* [Saved data entries]
━━━━━━━━
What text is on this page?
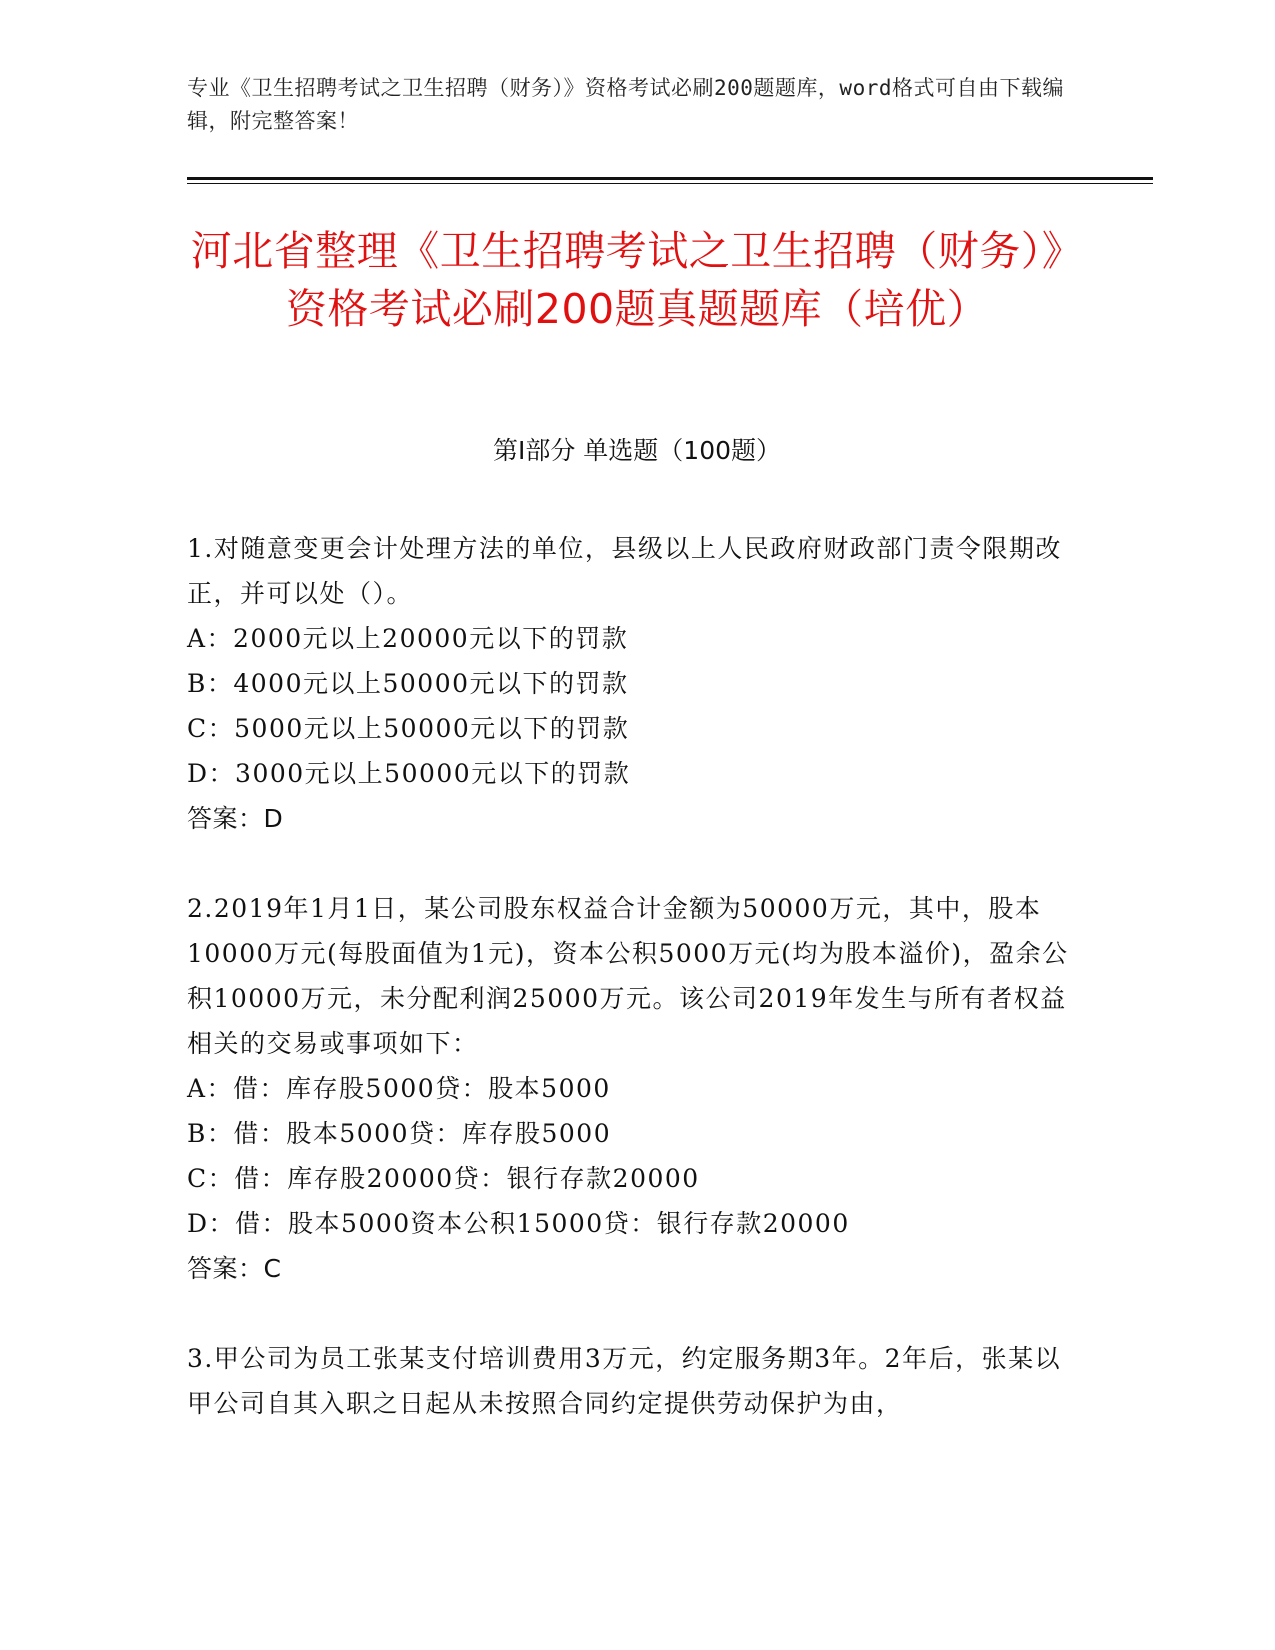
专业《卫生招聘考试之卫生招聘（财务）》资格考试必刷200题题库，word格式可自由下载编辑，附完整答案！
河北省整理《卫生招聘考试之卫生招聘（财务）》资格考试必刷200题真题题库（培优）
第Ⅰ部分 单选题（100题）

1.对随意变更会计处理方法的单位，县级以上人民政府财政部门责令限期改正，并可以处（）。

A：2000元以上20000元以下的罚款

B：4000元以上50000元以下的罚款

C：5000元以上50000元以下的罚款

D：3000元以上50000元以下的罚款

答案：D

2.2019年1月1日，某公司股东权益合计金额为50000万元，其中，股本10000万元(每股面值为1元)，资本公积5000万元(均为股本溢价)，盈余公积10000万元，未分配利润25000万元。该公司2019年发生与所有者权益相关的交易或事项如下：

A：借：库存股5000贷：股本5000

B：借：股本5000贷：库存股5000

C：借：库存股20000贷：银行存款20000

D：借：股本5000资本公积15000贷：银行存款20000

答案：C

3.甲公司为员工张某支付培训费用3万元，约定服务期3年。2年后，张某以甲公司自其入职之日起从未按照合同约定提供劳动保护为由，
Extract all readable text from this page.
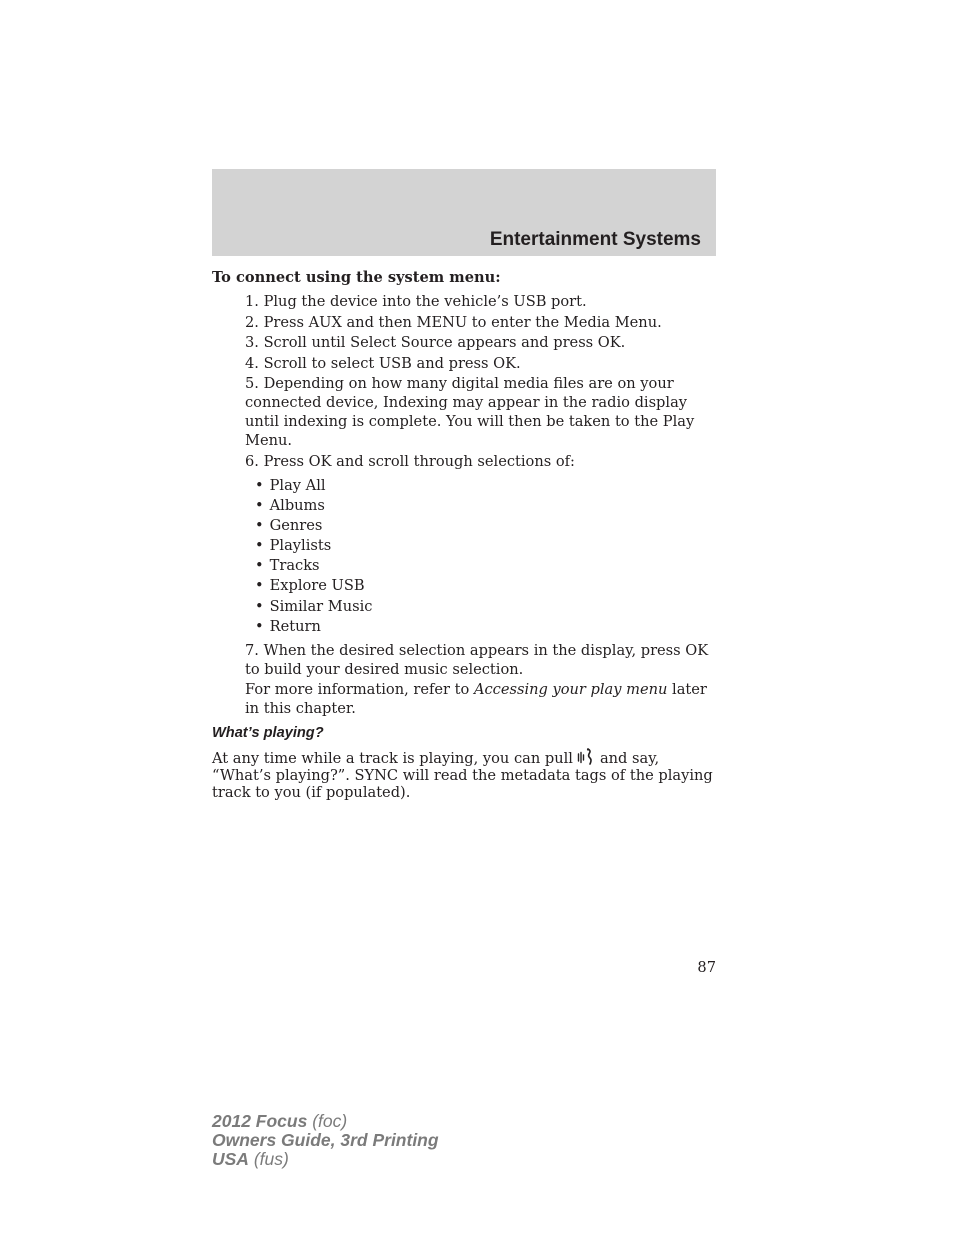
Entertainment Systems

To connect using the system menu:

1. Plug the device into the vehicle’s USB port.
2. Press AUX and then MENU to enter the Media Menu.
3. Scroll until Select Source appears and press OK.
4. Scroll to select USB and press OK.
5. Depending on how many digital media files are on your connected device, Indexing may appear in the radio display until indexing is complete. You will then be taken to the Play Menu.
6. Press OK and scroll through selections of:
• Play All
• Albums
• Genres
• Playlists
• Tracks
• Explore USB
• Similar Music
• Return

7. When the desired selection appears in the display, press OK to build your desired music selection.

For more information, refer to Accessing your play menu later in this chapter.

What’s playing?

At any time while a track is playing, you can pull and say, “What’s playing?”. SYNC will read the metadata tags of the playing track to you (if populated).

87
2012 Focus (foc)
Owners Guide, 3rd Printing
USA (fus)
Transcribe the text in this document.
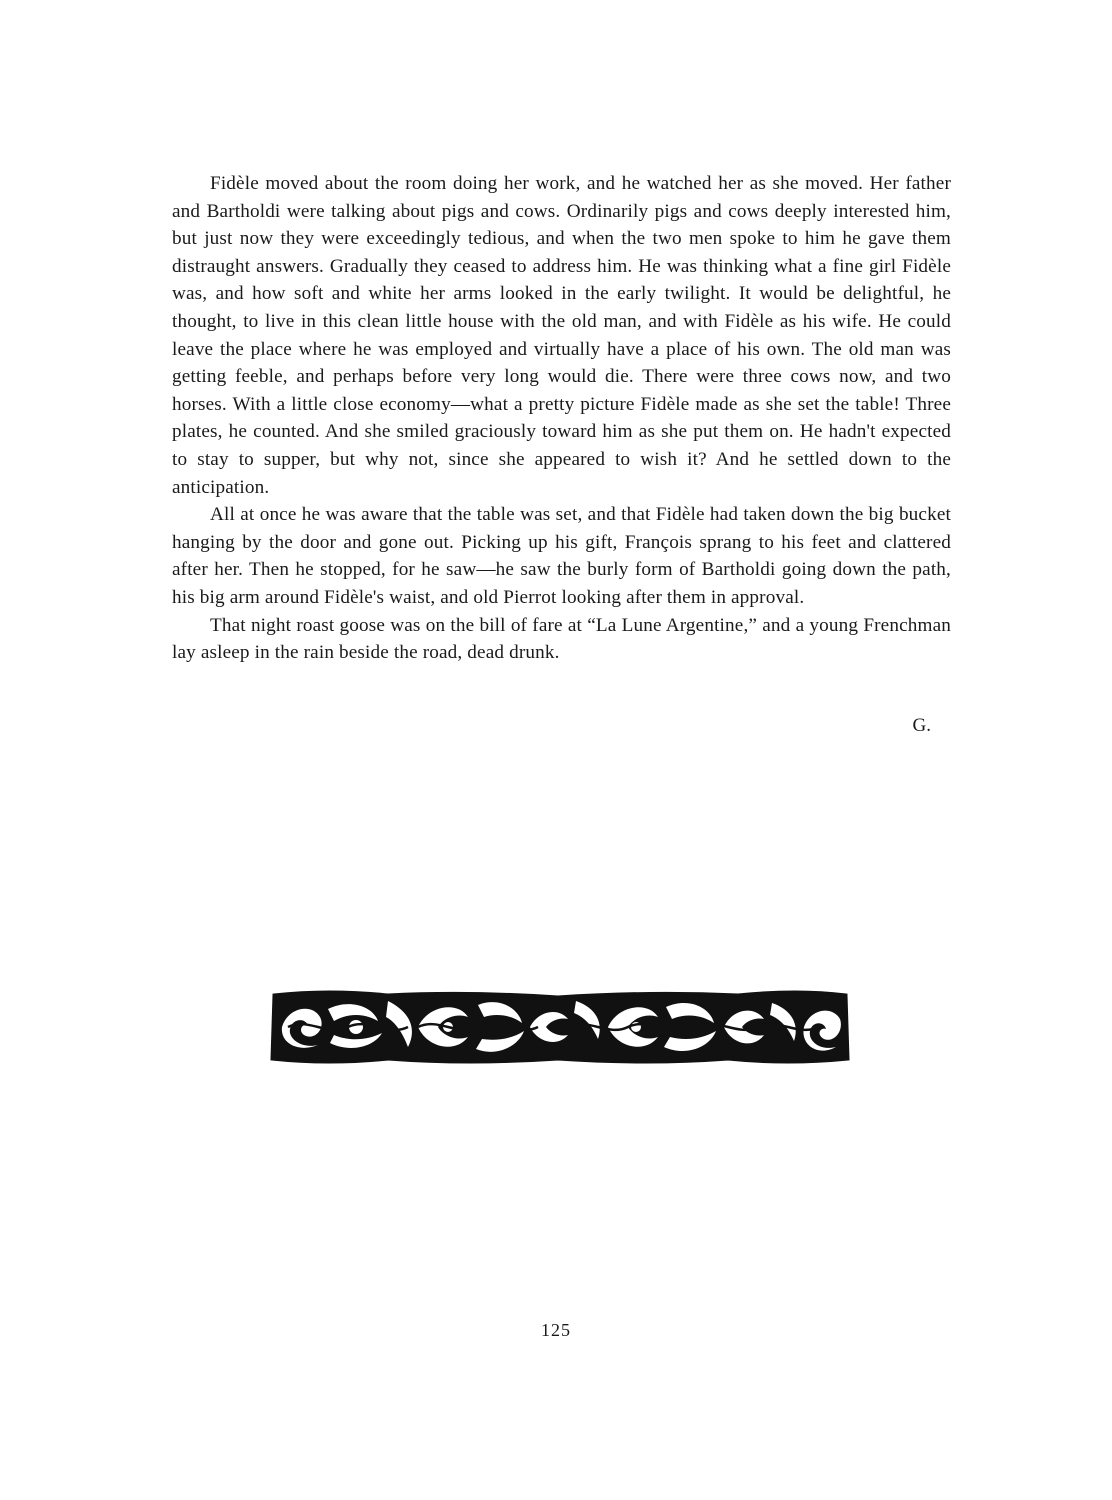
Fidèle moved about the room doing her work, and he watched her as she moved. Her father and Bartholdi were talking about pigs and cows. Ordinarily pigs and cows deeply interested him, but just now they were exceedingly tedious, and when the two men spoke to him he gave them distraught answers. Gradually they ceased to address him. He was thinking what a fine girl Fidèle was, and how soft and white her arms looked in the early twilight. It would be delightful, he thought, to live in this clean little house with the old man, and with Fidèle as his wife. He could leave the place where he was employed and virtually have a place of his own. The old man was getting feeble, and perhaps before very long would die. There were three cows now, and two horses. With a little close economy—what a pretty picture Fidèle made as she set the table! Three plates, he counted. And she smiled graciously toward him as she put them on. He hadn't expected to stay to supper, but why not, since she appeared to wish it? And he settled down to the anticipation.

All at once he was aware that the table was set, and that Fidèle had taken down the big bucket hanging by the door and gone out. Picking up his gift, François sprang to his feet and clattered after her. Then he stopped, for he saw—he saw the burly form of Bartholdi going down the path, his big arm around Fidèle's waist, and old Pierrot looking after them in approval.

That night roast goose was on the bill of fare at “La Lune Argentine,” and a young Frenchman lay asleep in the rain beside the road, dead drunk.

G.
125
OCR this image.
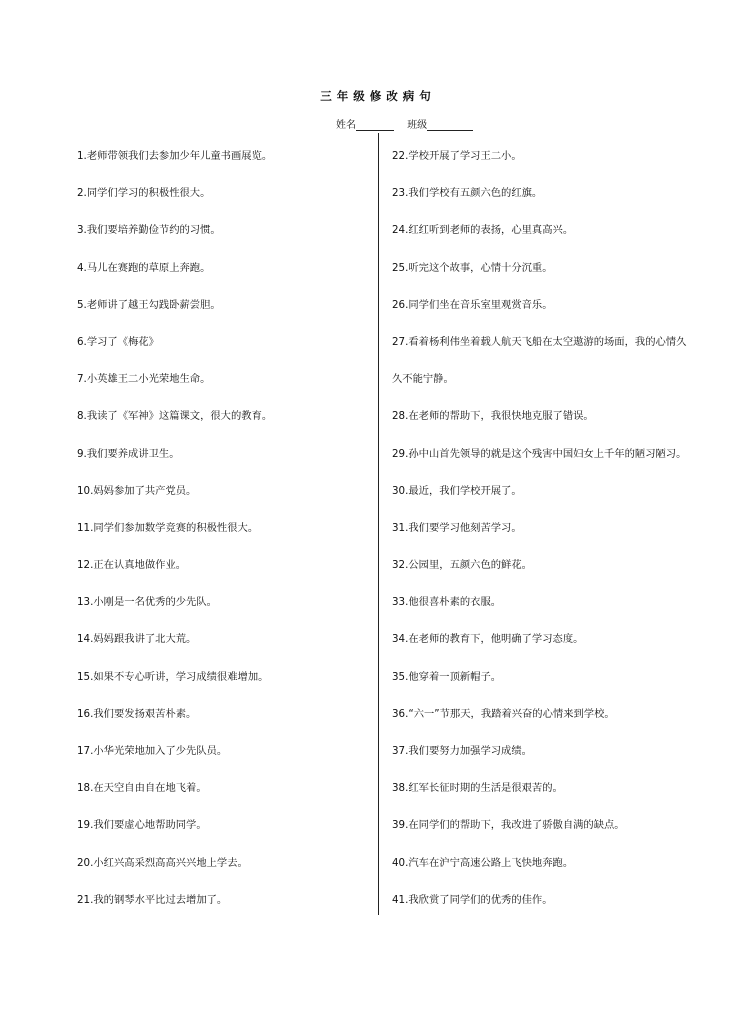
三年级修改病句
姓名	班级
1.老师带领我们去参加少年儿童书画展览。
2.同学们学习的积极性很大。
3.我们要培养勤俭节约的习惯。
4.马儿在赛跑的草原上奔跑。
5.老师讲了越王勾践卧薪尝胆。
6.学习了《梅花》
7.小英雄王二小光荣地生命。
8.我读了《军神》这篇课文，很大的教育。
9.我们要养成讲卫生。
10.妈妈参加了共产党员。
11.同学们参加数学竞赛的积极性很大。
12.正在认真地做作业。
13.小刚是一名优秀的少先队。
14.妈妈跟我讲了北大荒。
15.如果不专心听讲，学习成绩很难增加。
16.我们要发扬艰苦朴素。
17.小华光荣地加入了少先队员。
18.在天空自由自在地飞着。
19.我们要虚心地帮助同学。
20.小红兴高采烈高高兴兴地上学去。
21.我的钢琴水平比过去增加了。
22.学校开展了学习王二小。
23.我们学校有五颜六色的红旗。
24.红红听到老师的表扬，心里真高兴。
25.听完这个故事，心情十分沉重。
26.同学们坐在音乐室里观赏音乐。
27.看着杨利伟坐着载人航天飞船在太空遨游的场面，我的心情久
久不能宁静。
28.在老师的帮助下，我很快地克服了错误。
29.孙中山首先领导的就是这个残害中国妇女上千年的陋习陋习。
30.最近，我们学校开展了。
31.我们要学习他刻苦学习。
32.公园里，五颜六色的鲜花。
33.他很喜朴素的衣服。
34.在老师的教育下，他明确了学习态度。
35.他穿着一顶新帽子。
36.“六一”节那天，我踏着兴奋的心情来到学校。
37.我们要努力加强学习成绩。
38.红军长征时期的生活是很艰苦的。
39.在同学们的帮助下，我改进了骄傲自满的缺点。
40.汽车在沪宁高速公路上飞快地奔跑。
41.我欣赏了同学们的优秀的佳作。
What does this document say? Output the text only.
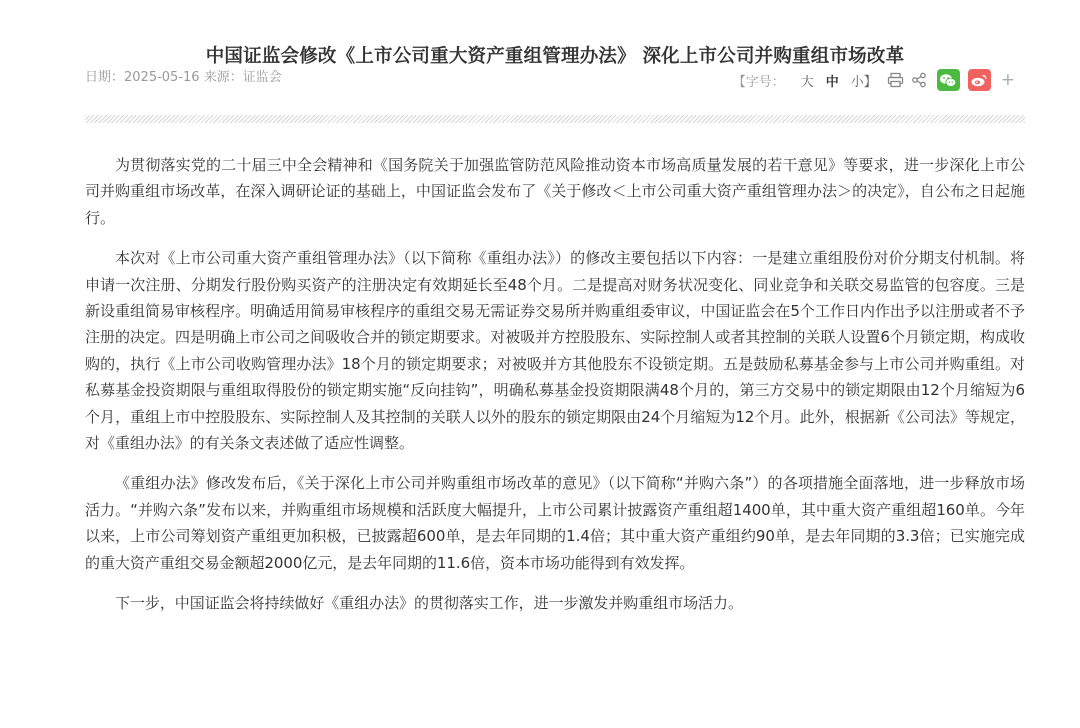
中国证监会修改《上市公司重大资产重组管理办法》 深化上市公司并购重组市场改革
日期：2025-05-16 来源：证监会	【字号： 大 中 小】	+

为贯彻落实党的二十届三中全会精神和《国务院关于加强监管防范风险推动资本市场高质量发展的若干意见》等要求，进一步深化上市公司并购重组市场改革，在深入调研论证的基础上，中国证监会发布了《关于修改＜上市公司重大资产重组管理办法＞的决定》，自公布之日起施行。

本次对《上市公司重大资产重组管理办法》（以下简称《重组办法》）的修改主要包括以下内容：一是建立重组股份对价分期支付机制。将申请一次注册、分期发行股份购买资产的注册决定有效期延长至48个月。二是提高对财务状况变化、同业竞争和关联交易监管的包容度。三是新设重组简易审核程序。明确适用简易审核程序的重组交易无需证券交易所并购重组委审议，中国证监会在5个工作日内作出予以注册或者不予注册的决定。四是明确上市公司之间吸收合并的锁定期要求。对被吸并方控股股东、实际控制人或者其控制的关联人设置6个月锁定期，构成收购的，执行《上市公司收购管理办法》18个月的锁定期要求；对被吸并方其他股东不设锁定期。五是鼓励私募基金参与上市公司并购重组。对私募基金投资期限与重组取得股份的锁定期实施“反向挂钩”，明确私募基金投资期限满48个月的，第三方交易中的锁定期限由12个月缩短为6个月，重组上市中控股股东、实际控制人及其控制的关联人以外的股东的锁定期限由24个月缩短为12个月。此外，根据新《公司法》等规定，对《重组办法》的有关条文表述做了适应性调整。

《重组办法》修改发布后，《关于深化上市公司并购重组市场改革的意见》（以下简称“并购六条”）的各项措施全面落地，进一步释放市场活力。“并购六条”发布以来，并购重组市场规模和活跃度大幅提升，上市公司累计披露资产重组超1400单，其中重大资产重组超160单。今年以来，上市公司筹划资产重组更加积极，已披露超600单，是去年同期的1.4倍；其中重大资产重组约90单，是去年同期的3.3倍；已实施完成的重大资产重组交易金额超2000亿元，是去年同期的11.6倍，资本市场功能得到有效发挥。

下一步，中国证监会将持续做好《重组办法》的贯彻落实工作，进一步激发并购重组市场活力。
━━━━━━━━
* [What to work on] The lines to be extracted begin at the line containing "OCR this image." and continue through the final line of the material above, both ends included. Reproduce them exactly, without the pictures.

* [Full response]
OCR this image.
三年级修改病句
姓名	班级
1.老师带领我们去参加少年儿童书画展览。
2.同学们学习的积极性很大。
3.我们要培养勤俭节约的习惯。
4.马儿在赛跑的草原上奔跑。
5.老师讲了越王勾践卧薪尝胆。
6.学习了《梅花》
7.小英雄王二小光荣地生命。
8.我读了《军神》这篇课文，很大的教育。
9.我们要养成讲卫生。
10.妈妈参加了共产党员。
11.同学们参加数学竞赛的积极性很大。
12.正在认真地做作业。
13.小刚是一名优秀的少先队。
14.妈妈跟我讲了北大荒。
15.如果不专心听讲，学习成绩很难增加。
16.我们要发扬艰苦朴素。
17.小华光荣地加入了少先队员。
18.在天空自由自在地飞着。
19.我们要虚心地帮助同学。
20.小红兴高采烈高高兴兴地上学去。
21.我的钢琴水平比过去增加了。
22.学校开展了学习王二小。
23.我们学校有五颜六色的红旗。
24.红红听到老师的表扬，心里真高兴。
25.听完这个故事，心情十分沉重。
26.同学们坐在音乐室里观赏音乐。
27.看着杨利伟坐着载人航天飞船在太空遨游的场面，我的心情久
久不能宁静。
28.在老师的帮助下，我很快地克服了错误。
29.孙中山首先领导的就是这个残害中国妇女上千年的陋习陋习。
30.最近，我们学校开展了。
31.我们要学习他刻苦学习。
32.公园里，五颜六色的鲜花。
33.他很喜朴素的衣服。
34.在老师的教育下，他明确了学习态度。
35.他穿着一顶新帽子。
36.“六一”节那天，我踏着兴奋的心情来到学校。
37.我们要努力加强学习成绩。
38.红军长征时期的生活是很艰苦的。
39.在同学们的帮助下，我改进了骄傲自满的缺点。
40.汽车在沪宁高速公路上飞快地奔跑。
41.我欣赏了同学们的优秀的佳作。
What does this document say? Output the text only.
中国证监会修改《上市公司重大资产重组管理办法》 深化上市公司并购重组市场改革
日期：2025-05-16 来源：证监会	【字号： 大 中 小】	+

为贯彻落实党的二十届三中全会精神和《国务院关于加强监管防范风险推动资本市场高质量发展的若干意见》等要求，进一步深化上市公司并购重组市场改革，在深入调研论证的基础上，中国证监会发布了《关于修改＜上市公司重大资产重组管理办法＞的决定》，自公布之日起施行。

本次对《上市公司重大资产重组管理办法》（以下简称《重组办法》）的修改主要包括以下内容：一是建立重组股份对价分期支付机制。将申请一次注册、分期发行股份购买资产的注册决定有效期延长至48个月。二是提高对财务状况变化、同业竞争和关联交易监管的包容度。三是新设重组简易审核程序。明确适用简易审核程序的重组交易无需证券交易所并购重组委审议，中国证监会在5个工作日内作出予以注册或者不予注册的决定。四是明确上市公司之间吸收合并的锁定期要求。对被吸并方控股股东、实际控制人或者其控制的关联人设置6个月锁定期，构成收购的，执行《上市公司收购管理办法》18个月的锁定期要求；对被吸并方其他股东不设锁定期。五是鼓励私募基金参与上市公司并购重组。对私募基金投资期限与重组取得股份的锁定期实施“反向挂钩”，明确私募基金投资期限满48个月的，第三方交易中的锁定期限由12个月缩短为6个月，重组上市中控股股东、实际控制人及其控制的关联人以外的股东的锁定期限由24个月缩短为12个月。此外，根据新《公司法》等规定，对《重组办法》的有关条文表述做了适应性调整。

《重组办法》修改发布后，《关于深化上市公司并购重组市场改革的意见》（以下简称“并购六条”）的各项措施全面落地，进一步释放市场活力。“并购六条”发布以来，并购重组市场规模和活跃度大幅提升，上市公司累计披露资产重组超1400单，其中重大资产重组超160单。今年以来，上市公司筹划资产重组更加积极，已披露超600单，是去年同期的1.4倍；其中重大资产重组约90单，是去年同期的3.3倍；已实施完成的重大资产重组交易金额超2000亿元，是去年同期的11.6倍，资本市场功能得到有效发挥。

下一步，中国证监会将持续做好《重组办法》的贯彻落实工作，进一步激发并购重组市场活力。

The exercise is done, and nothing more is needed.